● Your task: Copy out every record below exactly as written, but leave out any pictures.

● Extracted entries:
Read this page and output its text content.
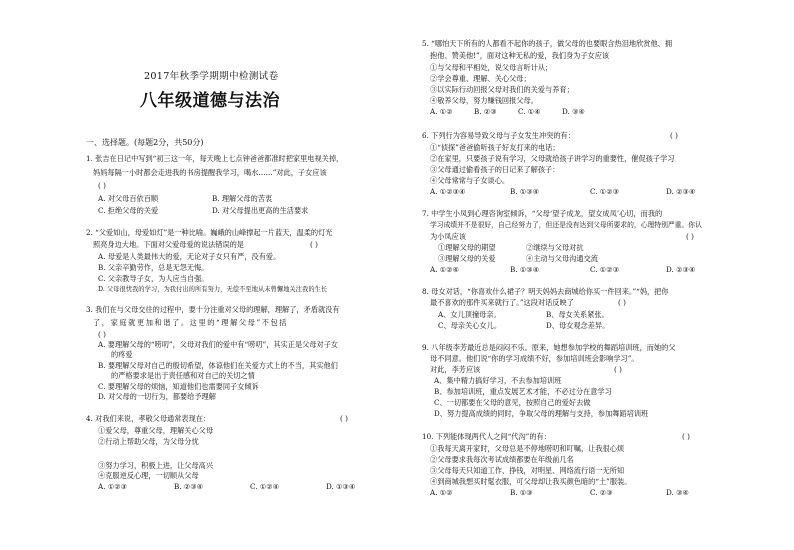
2017年秋季学期期中检测试卷
八年级道德与法治
一、选择题。(每题2分，共50分)
1. 张吉在日记中写到“初三这一年，每天晚上七点钟爸爸都准时把家里电视关掉，
妈妈每隔一小时都会走进我的书房提醒我学习，喝水……”对此，子女应该
( )
A. 对父母百依百顺	B. 理解父母的苦衷
C. 拒绝父母的关爱	D. 对父母提出更高的生活要求
2. “父爱如山，母爱如灯”是一种比喻。巍峨的山峰撑起一片蓝天，温柔的灯光
照亮身边大地。下面对父爱母爱的说法错误的是	( )
A. 母爱是人类最伟大的爱，无论对子女只有严，没有爱。
B. 父亲辛勤劳作，总是无怨无悔。
C. 父亲教导子女，为人应当自强。
D. 父母很忧我的学习，为我付出的所有努力，无偿不至地从未曾懈地关注我的生长
3. 我们在与父母交往的过程中，要十分注重对父母的理解，理解了，矛盾就没有
了，家庭就更加和谐了。这里的“理解父母”不包括
( )
A. 要理解父母的“唠叨”，父母对我们的爱中有“唠叨”，其实正是父母对子女
的疼爱
B. 要理解父母对自己的殷切希望，体谅他们在关爱方式上的不当，其实他们
的严格要求是出于责任感和对自己的关切之情
C. 要理解父母的烦恼，知道他们也需要同子女倾诉
D. 对父母的一切行为，都要给予理解
4. 对我们来说，孝敬父母通常表现在：	( )
①爱父母，尊重父母，理解关心父母
②行动上帮助父母，为父母分忧
③努力学习，积极上进，让父母高兴
④克服逆反心理，一切顺从父母
A. ①②③	B. ②③④	C. ①②④	D. ①③④
5. “哪怕天下所有的人都看不起你的孩子，做父母的也要眼含热泪地欣赏他、拥
抱他、赞美他!”，面对这种无私的爱，我们身为子女应该
①与父母和平相处，说父母言听计从；
②学会尊重、理解、关心父母；
③以实际行动回报父母对我们的关爱与养育；
④敬养父母，努力赚钱回报父母。
A. ①②	B. ②③	C. ①④	D. ③④
6. 下列行为容易导致父母与子女发生冲突的有：	( )
①“侦探”爸爸偷听孩子好友打来的电话；
②在家里，只要孩子说有学习，父母就给孩子讲学习的重要性，催促孩子学习
③父母通过偷看孩子的日记来了解孩子：
④父母常常与子女谈心。
A. ①②③④	B. ①③④	C. ①②③	D. ②③④
7. 中学生小凤到心理咨询室倾诉，“父母‘望子成龙，望女成凤’心切，而我的
学习成绩并不是很好，自己经努力了，但还是没有达到父母所要求的，心理特别严重。你认
为小凤应该	( )
①理解父母的期望	②继续与父母对抗
③理解父母的关爱	④主动与父母沟通交流
A. ①②④	B. ①③④	C. ①②③	D. ②③④
8. 母女对话，“你喜欢什么裙子？明天妈妈去商城给你买一件回来。”“妈，把你
最不喜欢的那件买来就行了。”这段对话反映了	( )
A、女儿顶撞母亲。	B、母女关系紧张。
C、母亲关心女儿。	D、母女观念差异。
9. 八年级李芳最近总是闷闷不乐。原来，她想参加学校的舞蹈培训班，而她的父
母不同意。他们说“你的学习成绩不好，参加培训班会影响学习”。
对此，李芳应该	( )
A、集中精力搞好学习，不去参加培训班
B、参加培训班，重点发展艺术才能，不必过分在意学习
C、一切都要在父母的意见，按照自己的爱好去做
D、努力提高成绩的同时，争取父母的理解与支持，参加舞蹈培训班
10. 下列能体现两代人之间“代沟”的有：	( )
①我每天离开家时，父母总是不停地唠叨和叮嘱，让我很心烦
②父母要求我每次考试成绩都要在年级前几名
③父母每天只知道工作、挣钱，对明星、网络流行语一无所知
④到商城我想买时髦衣服，可父母却让我买颜色暗的“土”服装。
A. ①②	B. ①③	C. ②③	D. ③④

● Completed exercise:
Read this page and output its text content.
2017年秋季学期期中检测试卷
八年级道德与法治
一、选择题。(每题2分，共50分)
1. 张吉在日记中写到“初三这一年，每天晚上七点钟爸爸都准时把家里电视关掉，
妈妈每隔一小时都会走进我的书房提醒我学习，喝水……”对此，子女应该
( )
A. 对父母百依百顺	B. 理解父母的苦衷
C. 拒绝父母的关爱	D. 对父母提出更高的生活要求
2. “父爱如山，母爱如灯”是一种比喻。巍峨的山峰撑起一片蓝天，温柔的灯光
照亮身边大地。下面对父爱母爱的说法错误的是	( )
A. 母爱是人类最伟大的爱，无论对子女只有严，没有爱。
B. 父亲辛勤劳作，总是无怨无悔。
C. 父亲教导子女，为人应当自强。
D. 父母很忧我的学习，为我付出的所有努力，无偿不至地从未曾懈地关注我的生长
3. 我们在与父母交往的过程中，要十分注重对父母的理解，理解了，矛盾就没有
了，家庭就更加和谐了。这里的“理解父母”不包括
( )
A. 要理解父母的“唠叨”，父母对我们的爱中有“唠叨”，其实正是父母对子女
的疼爱
B. 要理解父母对自己的殷切希望，体谅他们在关爱方式上的不当，其实他们
的严格要求是出于责任感和对自己的关切之情
C. 要理解父母的烦恼，知道他们也需要同子女倾诉
D. 对父母的一切行为，都要给予理解
4. 对我们来说，孝敬父母通常表现在：	( )
①爱父母，尊重父母，理解关心父母
②行动上帮助父母，为父母分忧
③努力学习，积极上进，让父母高兴
④克服逆反心理，一切顺从父母
A. ①②③	B. ②③④	C. ①②④	D. ①③④
5. “哪怕天下所有的人都看不起你的孩子，做父母的也要眼含热泪地欣赏他、拥
抱他、赞美他!”，面对这种无私的爱，我们身为子女应该
①与父母和平相处，说父母言听计从；
②学会尊重、理解、关心父母；
③以实际行动回报父母对我们的关爱与养育；
④敬养父母，努力赚钱回报父母。
A. ①②	B. ②③	C. ①④	D. ③④
6. 下列行为容易导致父母与子女发生冲突的有：	( )
①“侦探”爸爸偷听孩子好友打来的电话；
②在家里，只要孩子说有学习，父母就给孩子讲学习的重要性，催促孩子学习
③父母通过偷看孩子的日记来了解孩子：
④父母常常与子女谈心。
A. ①②③④	B. ①③④	C. ①②③	D. ②③④
7. 中学生小凤到心理咨询室倾诉，“父母‘望子成龙，望女成凤’心切，而我的
学习成绩并不是很好，自己经努力了，但还是没有达到父母所要求的，心理特别严重。你认
为小凤应该	( )
①理解父母的期望	②继续与父母对抗
③理解父母的关爱	④主动与父母沟通交流
A. ①②④	B. ①③④	C. ①②③	D. ②③④
8. 母女对话，“你喜欢什么裙子？明天妈妈去商城给你买一件回来。”“妈，把你
最不喜欢的那件买来就行了。”这段对话反映了	( )
A、女儿顶撞母亲。	B、母女关系紧张。
C、母亲关心女儿。	D、母女观念差异。
9. 八年级李芳最近总是闷闷不乐。原来，她想参加学校的舞蹈培训班，而她的父
母不同意。他们说“你的学习成绩不好，参加培训班会影响学习”。
对此，李芳应该	( )
A、集中精力搞好学习，不去参加培训班
B、参加培训班，重点发展艺术才能，不必过分在意学习
C、一切都要在父母的意见，按照自己的爱好去做
D、努力提高成绩的同时，争取父母的理解与支持，参加舞蹈培训班
10. 下列能体现两代人之间“代沟”的有：	( )
①我每天离开家时，父母总是不停地唠叨和叮嘱，让我很心烦
②父母要求我每次考试成绩都要在年级前几名
③父母每天只知道工作、挣钱，对明星、网络流行语一无所知
④到商城我想买时髦衣服，可父母却让我买颜色暗的“土”服装。
A. ①②	B. ①③	C. ②③	D. ③④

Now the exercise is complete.